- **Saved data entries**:

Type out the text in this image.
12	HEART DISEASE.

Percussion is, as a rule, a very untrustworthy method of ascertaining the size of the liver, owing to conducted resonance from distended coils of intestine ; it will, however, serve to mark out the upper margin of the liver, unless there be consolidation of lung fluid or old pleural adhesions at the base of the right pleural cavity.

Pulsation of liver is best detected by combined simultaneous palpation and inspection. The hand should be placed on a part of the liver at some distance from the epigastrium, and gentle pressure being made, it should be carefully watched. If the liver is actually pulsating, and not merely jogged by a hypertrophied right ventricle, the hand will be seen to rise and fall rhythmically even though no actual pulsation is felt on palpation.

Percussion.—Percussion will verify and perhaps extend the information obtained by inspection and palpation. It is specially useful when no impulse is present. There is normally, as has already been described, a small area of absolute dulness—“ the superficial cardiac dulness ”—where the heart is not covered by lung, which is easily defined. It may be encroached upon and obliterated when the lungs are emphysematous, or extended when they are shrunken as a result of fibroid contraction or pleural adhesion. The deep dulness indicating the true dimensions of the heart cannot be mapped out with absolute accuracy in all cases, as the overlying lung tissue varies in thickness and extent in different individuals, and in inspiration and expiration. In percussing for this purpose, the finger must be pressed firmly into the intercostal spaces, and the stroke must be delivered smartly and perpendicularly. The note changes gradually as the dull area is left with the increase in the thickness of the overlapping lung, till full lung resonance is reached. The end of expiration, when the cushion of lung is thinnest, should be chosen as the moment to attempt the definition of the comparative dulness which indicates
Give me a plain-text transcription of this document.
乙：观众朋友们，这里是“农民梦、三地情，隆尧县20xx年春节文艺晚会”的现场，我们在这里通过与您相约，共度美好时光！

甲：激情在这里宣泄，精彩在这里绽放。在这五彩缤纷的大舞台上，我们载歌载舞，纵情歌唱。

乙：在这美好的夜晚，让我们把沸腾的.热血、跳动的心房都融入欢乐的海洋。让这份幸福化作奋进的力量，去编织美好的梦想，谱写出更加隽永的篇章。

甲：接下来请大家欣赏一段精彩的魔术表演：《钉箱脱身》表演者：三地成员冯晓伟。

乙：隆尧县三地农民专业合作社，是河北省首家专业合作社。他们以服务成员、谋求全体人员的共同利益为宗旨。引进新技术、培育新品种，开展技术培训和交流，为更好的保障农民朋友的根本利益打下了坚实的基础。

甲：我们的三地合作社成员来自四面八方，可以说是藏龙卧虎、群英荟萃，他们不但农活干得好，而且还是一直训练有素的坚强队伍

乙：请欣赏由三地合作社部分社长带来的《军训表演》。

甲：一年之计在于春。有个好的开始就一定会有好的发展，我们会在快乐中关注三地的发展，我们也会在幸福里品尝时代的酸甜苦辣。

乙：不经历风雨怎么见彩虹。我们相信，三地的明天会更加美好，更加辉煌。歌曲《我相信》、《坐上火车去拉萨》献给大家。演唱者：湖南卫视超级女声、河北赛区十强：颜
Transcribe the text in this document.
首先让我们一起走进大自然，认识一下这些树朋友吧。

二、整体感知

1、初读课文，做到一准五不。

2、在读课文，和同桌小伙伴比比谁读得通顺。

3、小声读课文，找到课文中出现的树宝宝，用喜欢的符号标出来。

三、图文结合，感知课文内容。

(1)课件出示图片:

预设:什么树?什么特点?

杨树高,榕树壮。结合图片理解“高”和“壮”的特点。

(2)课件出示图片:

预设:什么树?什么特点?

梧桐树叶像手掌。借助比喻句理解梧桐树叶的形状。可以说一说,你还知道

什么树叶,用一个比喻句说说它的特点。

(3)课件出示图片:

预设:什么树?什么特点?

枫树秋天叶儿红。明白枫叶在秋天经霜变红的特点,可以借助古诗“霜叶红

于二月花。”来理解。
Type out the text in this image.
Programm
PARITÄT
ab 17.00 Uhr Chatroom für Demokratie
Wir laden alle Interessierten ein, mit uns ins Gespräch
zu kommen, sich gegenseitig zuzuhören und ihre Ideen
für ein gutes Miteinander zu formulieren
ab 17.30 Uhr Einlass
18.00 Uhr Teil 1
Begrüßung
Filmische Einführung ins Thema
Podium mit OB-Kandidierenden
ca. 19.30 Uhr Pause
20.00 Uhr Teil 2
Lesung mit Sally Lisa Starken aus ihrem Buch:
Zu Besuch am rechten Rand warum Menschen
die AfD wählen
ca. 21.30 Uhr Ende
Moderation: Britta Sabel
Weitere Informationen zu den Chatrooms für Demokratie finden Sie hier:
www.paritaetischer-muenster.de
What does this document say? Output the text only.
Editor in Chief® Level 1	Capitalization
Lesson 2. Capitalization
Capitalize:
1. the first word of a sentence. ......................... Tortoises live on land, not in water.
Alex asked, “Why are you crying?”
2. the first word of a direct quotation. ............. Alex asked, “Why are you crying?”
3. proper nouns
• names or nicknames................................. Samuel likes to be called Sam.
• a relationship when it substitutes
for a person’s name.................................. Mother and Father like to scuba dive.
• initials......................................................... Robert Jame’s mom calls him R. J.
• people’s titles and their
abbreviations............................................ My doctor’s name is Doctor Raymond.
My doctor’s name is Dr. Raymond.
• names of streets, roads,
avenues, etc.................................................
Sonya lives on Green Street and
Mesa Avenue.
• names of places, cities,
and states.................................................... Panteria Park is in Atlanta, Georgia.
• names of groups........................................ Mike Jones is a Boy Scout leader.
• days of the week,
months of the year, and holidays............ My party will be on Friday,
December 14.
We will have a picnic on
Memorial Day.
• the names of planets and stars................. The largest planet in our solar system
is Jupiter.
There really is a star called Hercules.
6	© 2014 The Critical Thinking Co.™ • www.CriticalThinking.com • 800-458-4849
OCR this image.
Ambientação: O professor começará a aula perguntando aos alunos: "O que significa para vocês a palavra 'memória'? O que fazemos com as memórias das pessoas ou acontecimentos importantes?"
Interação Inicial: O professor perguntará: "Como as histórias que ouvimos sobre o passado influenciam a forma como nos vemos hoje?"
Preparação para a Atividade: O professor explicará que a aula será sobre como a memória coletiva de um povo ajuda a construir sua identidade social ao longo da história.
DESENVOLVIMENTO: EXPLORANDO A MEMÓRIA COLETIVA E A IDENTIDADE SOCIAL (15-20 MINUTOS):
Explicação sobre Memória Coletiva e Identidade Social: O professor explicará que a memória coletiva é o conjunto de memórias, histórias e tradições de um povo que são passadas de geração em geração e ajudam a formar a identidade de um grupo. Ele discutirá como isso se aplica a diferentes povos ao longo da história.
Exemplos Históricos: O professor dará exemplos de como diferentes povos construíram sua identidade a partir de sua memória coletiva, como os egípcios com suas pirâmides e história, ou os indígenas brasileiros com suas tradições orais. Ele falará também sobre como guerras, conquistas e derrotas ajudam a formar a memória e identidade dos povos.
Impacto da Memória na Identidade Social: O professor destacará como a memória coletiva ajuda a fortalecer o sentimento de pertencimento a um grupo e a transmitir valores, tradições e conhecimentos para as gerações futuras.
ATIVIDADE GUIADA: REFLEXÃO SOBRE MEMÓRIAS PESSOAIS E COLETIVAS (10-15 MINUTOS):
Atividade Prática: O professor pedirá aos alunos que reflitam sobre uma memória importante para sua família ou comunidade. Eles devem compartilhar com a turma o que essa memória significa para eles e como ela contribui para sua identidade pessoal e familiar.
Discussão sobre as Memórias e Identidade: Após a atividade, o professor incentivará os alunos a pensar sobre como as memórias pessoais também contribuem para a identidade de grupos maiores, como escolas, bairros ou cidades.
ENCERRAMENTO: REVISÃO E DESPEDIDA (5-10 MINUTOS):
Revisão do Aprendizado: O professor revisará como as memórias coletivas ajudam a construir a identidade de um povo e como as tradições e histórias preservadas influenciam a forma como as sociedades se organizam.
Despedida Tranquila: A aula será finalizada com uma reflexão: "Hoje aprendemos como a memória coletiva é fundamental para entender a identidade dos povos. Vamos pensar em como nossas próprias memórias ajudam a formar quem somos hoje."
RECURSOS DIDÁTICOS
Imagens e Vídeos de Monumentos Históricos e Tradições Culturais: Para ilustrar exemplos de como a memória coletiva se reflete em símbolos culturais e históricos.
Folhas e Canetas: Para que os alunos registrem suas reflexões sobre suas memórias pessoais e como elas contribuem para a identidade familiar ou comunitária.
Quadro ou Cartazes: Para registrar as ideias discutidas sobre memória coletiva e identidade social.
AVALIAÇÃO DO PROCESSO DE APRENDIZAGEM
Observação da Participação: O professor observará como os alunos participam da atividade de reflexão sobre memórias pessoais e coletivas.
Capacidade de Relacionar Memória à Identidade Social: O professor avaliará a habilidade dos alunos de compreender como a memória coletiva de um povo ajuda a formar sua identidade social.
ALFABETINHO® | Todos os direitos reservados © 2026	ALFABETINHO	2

- **WHAT YOU WILL DO**: Return each line that includes "hoje".

- **EXERCISE RESPONSE**:
Interação Inicial: O professor perguntará: "Como as histórias que ouvimos sobre o passado influenciam a forma como nos vemos hoje?"
Despedida Tranquila: A aula será finalizada com uma reflexão: "Hoje aprendemos como a memória coletiva é fundamental para entender a identidade dos povos. Vamos pensar em como nossas próprias memórias ajudam a formar quem somos hoje."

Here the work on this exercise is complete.